• [MATERIALS PROVIDED]:
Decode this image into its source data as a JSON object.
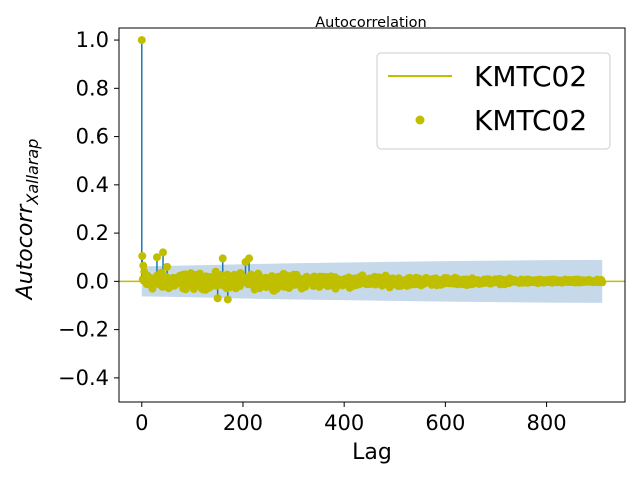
{
  "chart_data": {
    "type": "scatter",
    "title": "Autocorrelation",
    "xlabel": "Lag",
    "ylabel": "Autocorr",
    "ylabel_subscript": "Xallarap",
    "xlim": [
      -45,
      955
    ],
    "ylim": [
      -0.5,
      1.05
    ],
    "xticks": [
      0,
      200,
      400,
      600,
      800
    ],
    "yticks": [
      -0.4,
      -0.2,
      0.0,
      0.2,
      0.4,
      0.6,
      0.8,
      1.0
    ],
    "ytick_labels": [
      "−0.4",
      "−0.2",
      "0.0",
      "0.2",
      "0.4",
      "0.6",
      "0.8",
      "1.0"
    ],
    "max_lag": 910,
    "confidence_band": {
      "x": [
        0,
        100,
        200,
        300,
        400,
        500,
        600,
        700,
        800,
        910
      ],
      "upper": [
        0.062,
        0.066,
        0.071,
        0.075,
        0.078,
        0.081,
        0.084,
        0.086,
        0.088,
        0.089
      ],
      "lower": [
        -0.062,
        -0.066,
        -0.071,
        -0.075,
        -0.078,
        -0.081,
        -0.084,
        -0.086,
        -0.088,
        -0.089
      ]
    },
    "notable_points": [
      {
        "x": 0,
        "y": 1.0
      },
      {
        "x": 1,
        "y": 0.105
      },
      {
        "x": 3,
        "y": 0.065
      },
      {
        "x": 5,
        "y": 0.04
      },
      {
        "x": 30,
        "y": 0.1
      },
      {
        "x": 42,
        "y": 0.12
      },
      {
        "x": 50,
        "y": 0.06
      },
      {
        "x": 160,
        "y": 0.095
      },
      {
        "x": 205,
        "y": 0.08
      },
      {
        "x": 212,
        "y": 0.095
      },
      {
        "x": 150,
        "y": -0.07
      },
      {
        "x": 170,
        "y": -0.075
      }
    ],
    "noise_amplitude": [
      {
        "x": 0,
        "amp": 0.05
      },
      {
        "x": 300,
        "amp": 0.04
      },
      {
        "x": 500,
        "amp": 0.028
      },
      {
        "x": 700,
        "amp": 0.015
      },
      {
        "x": 910,
        "amp": 0.008
      }
    ],
    "legend": {
      "placement": "top-right",
      "entries": [
        {
          "label": "KMTC02",
          "kind": "line"
        },
        {
          "label": "KMTC02",
          "kind": "marker"
        }
      ]
    },
    "colors": {
      "stem": "#1f77b4",
      "marker": "#bfbf00",
      "zero_line": "#bfbf00",
      "band": "#c6d9ea",
      "axes": "#000000"
    }
  }
}
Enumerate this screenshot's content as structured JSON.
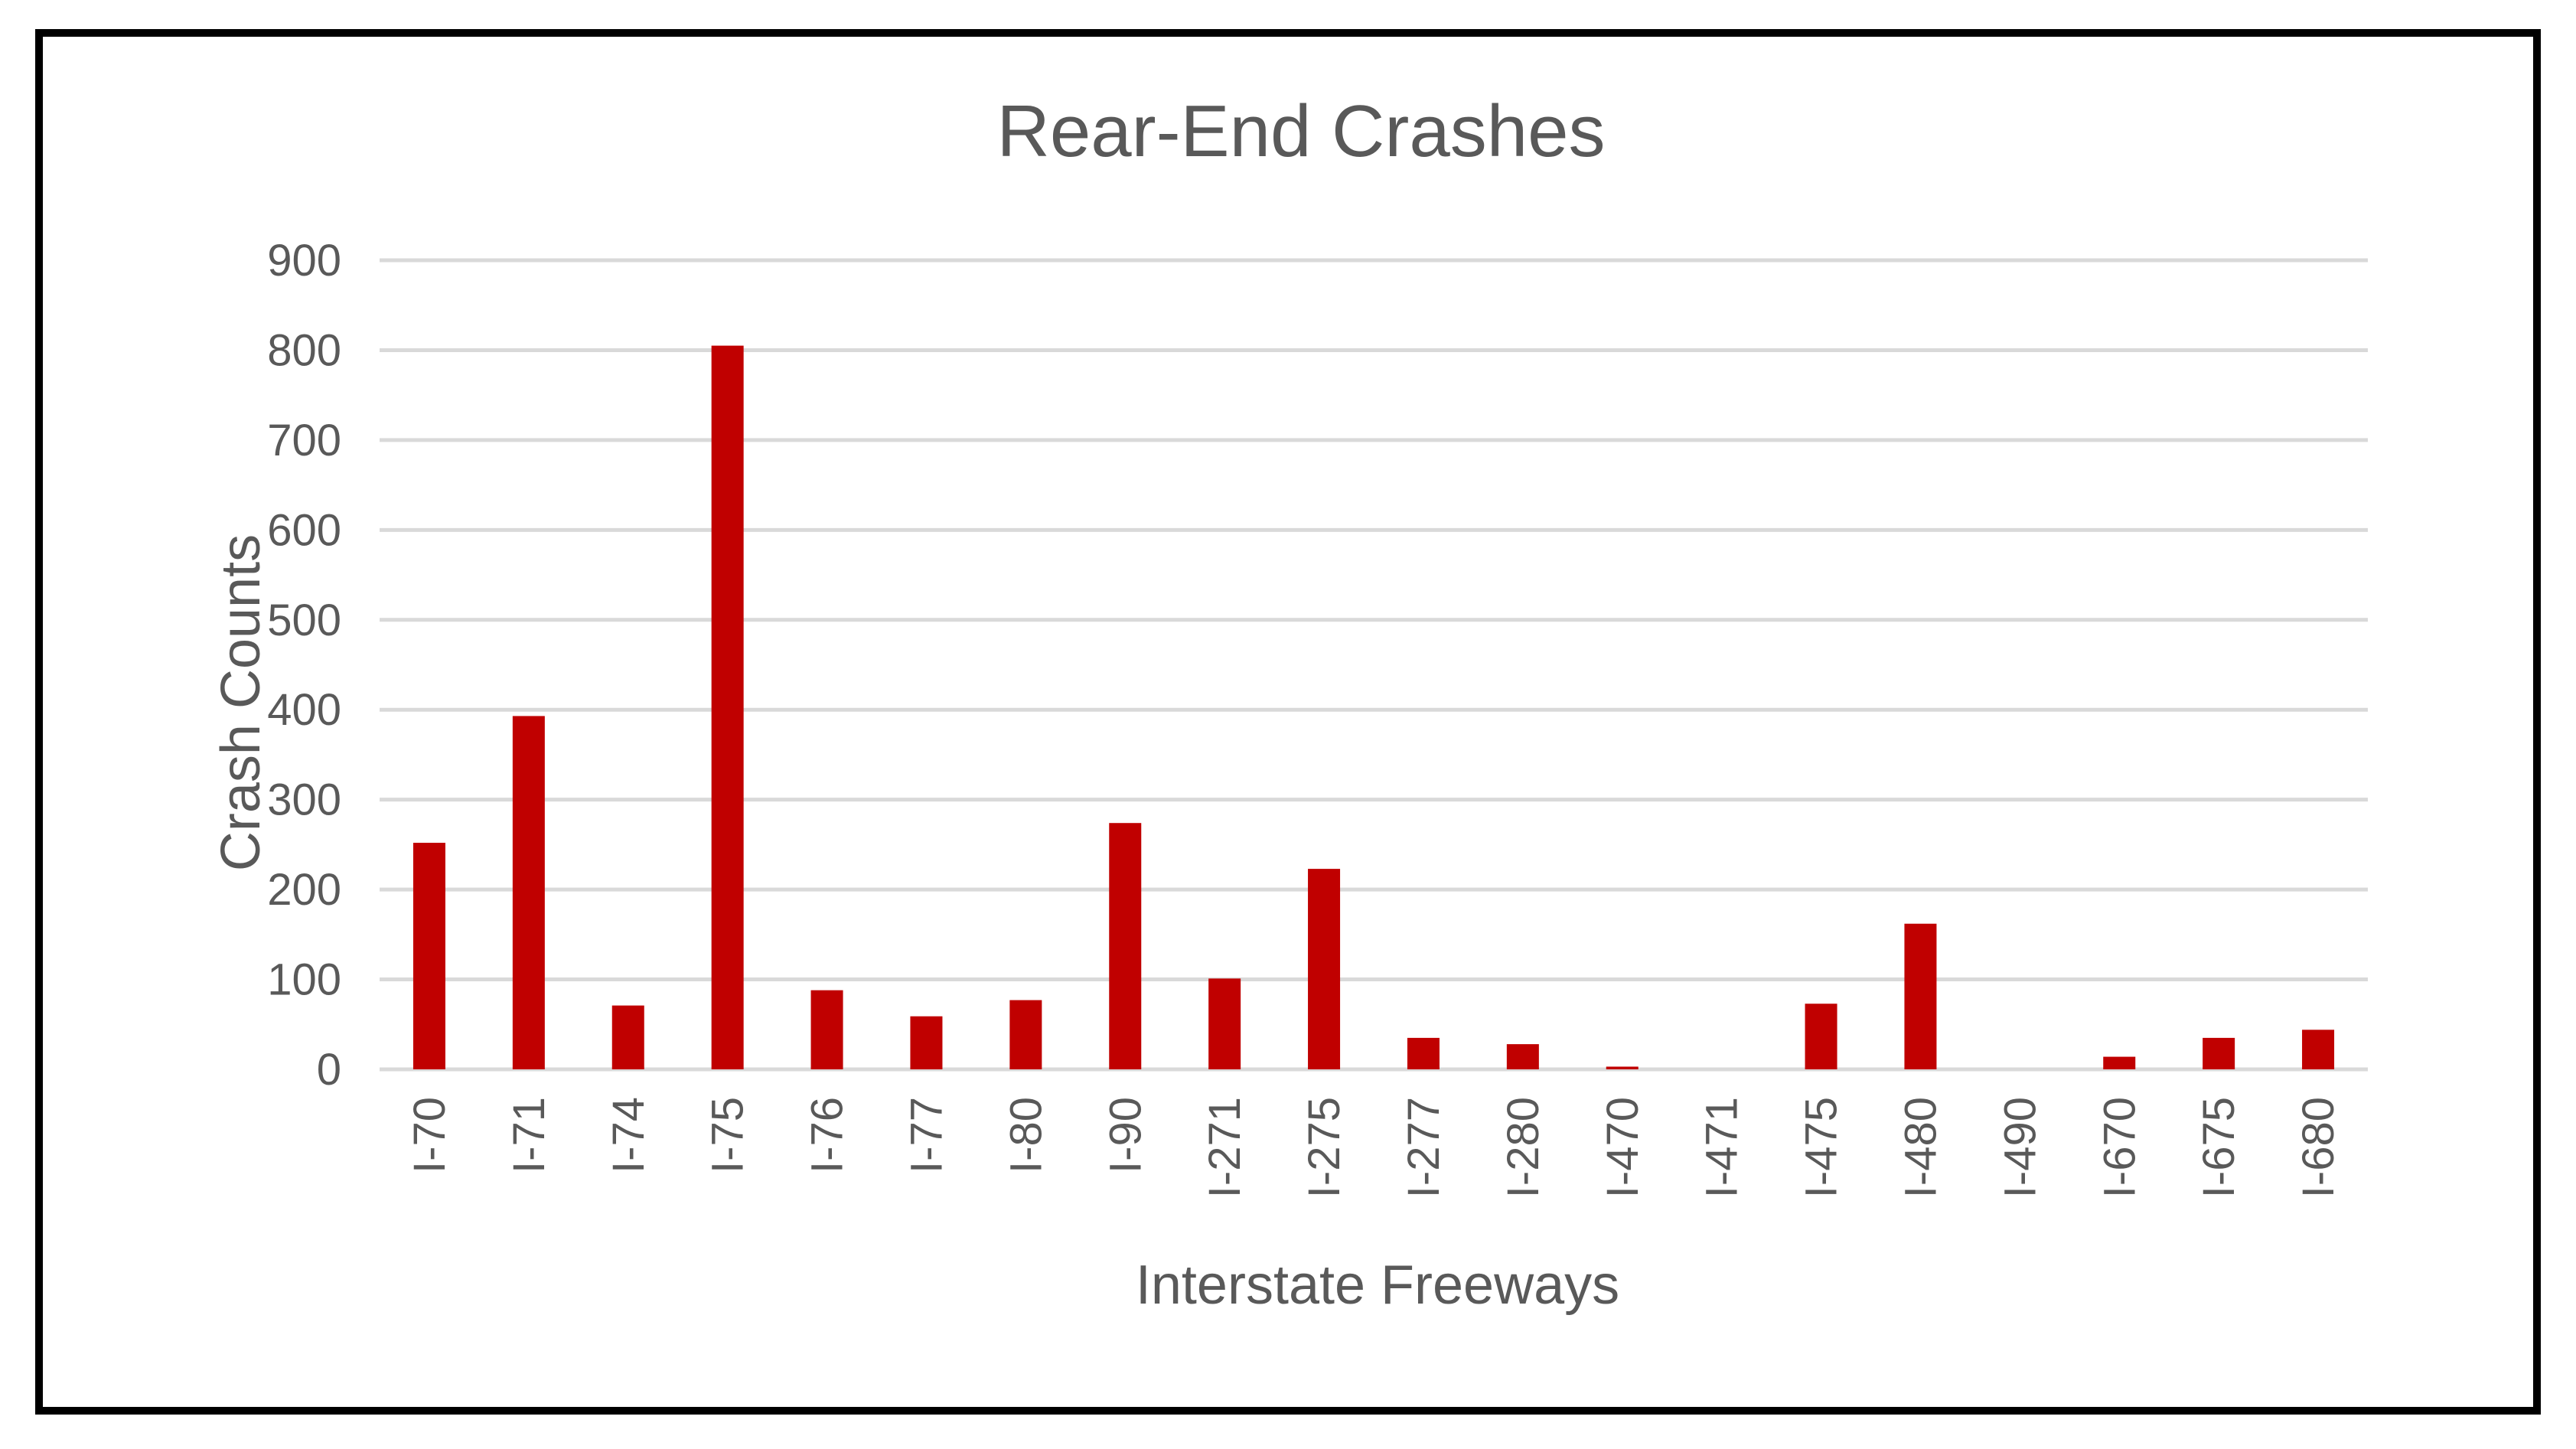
{
  "chart_data": {
    "type": "bar",
    "title": "Rear-End Crashes",
    "xlabel": "Interstate Freeways",
    "ylabel": "Crash Counts",
    "ylim": [
      0,
      900
    ],
    "yticks": [
      0,
      100,
      200,
      300,
      400,
      500,
      600,
      700,
      800,
      900
    ],
    "grid": true,
    "legend": "none",
    "bar_color": "#c00000",
    "categories": [
      "I-70",
      "I-71",
      "I-74",
      "I-75",
      "I-76",
      "I-77",
      "I-80",
      "I-90",
      "I-271",
      "I-275",
      "I-277",
      "I-280",
      "I-470",
      "I-471",
      "I-475",
      "I-480",
      "I-490",
      "I-670",
      "I-675",
      "I-680"
    ],
    "values": [
      252,
      393,
      71,
      805,
      88,
      59,
      77,
      274,
      101,
      223,
      35,
      28,
      3,
      0,
      73,
      162,
      0,
      14,
      35,
      44
    ]
  }
}
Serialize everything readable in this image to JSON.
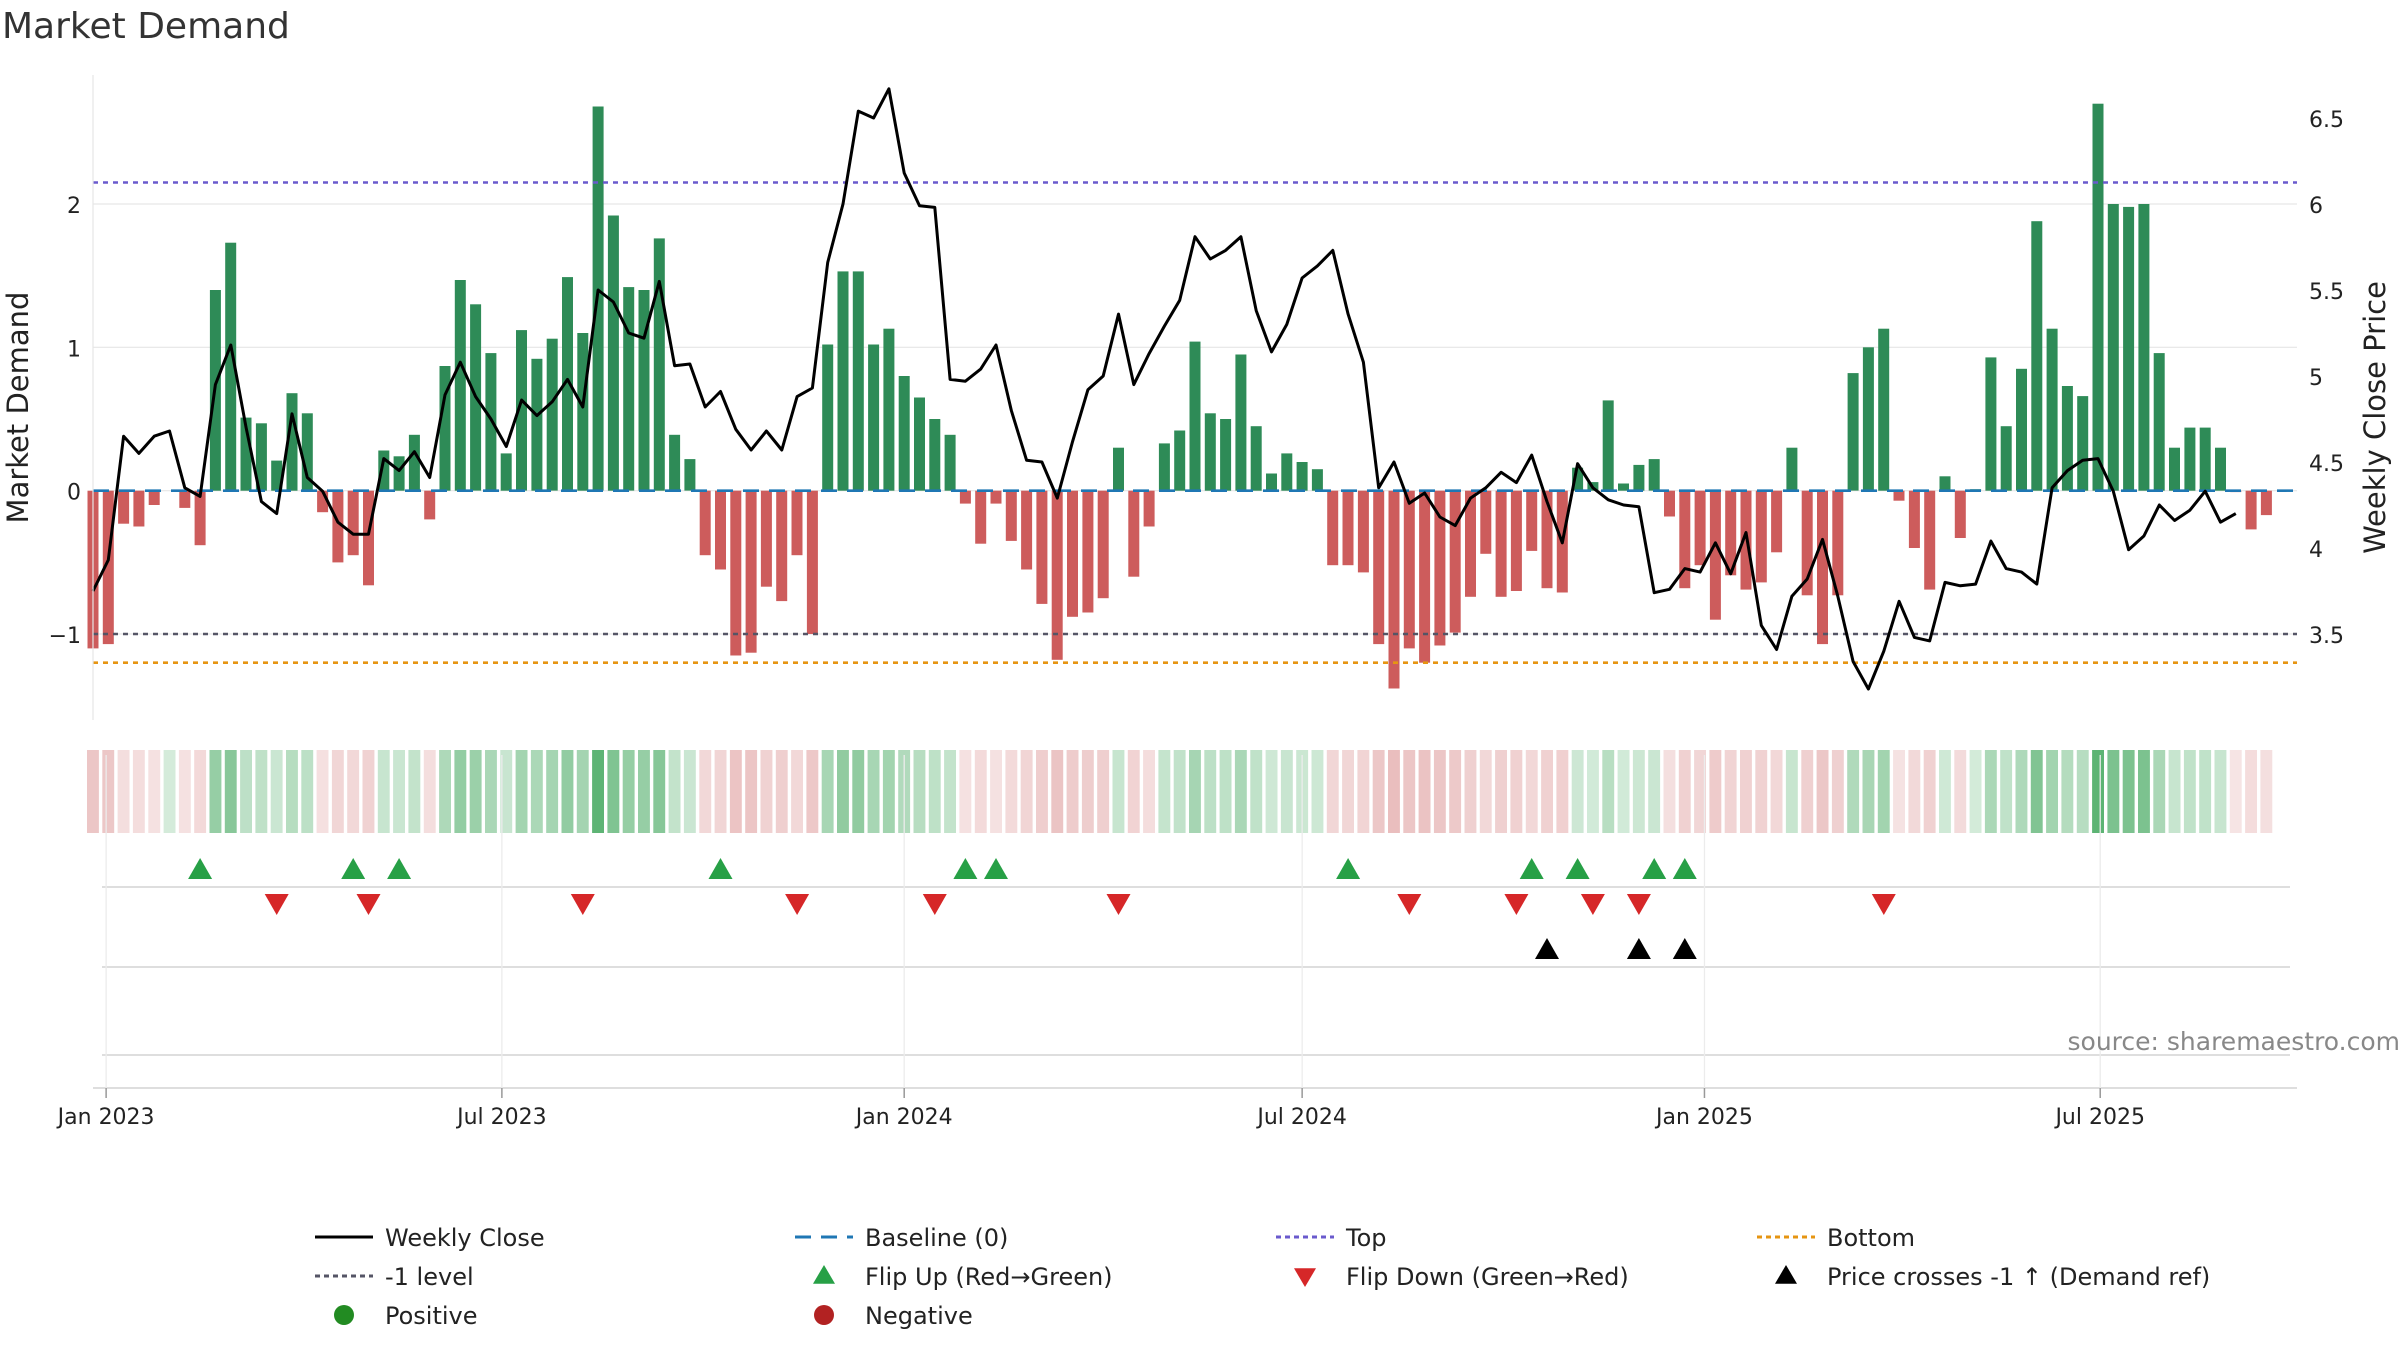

• [REQUIRED TASK]: Find the line that contains "Enumerate this screenshot's", then write out that line and every line after it through the end of the records, exactly. Leave the pictures out.

• [REPLY TO THE TASK]:
Enumerate this screenshot's content as structured JSON.
{
  "chart_data": {
    "type": "bar",
    "title": "Rear-End Crashes",
    "xlabel": "Interstate Freeways",
    "ylabel": "Crash Counts",
    "ylim": [
      0,
      900
    ],
    "yticks": [
      0,
      100,
      200,
      300,
      400,
      500,
      600,
      700,
      800,
      900
    ],
    "grid": true,
    "legend": "none",
    "bar_color": "#c00000",
    "categories": [
      "I-70",
      "I-71",
      "I-74",
      "I-75",
      "I-76",
      "I-77",
      "I-80",
      "I-90",
      "I-271",
      "I-275",
      "I-277",
      "I-280",
      "I-470",
      "I-471",
      "I-475",
      "I-480",
      "I-490",
      "I-670",
      "I-675",
      "I-680"
    ],
    "values": [
      252,
      393,
      71,
      805,
      88,
      59,
      77,
      274,
      101,
      223,
      35,
      28,
      3,
      0,
      73,
      162,
      0,
      14,
      35,
      44
    ]
  }
}
Serialize everything readable in this image to JSON.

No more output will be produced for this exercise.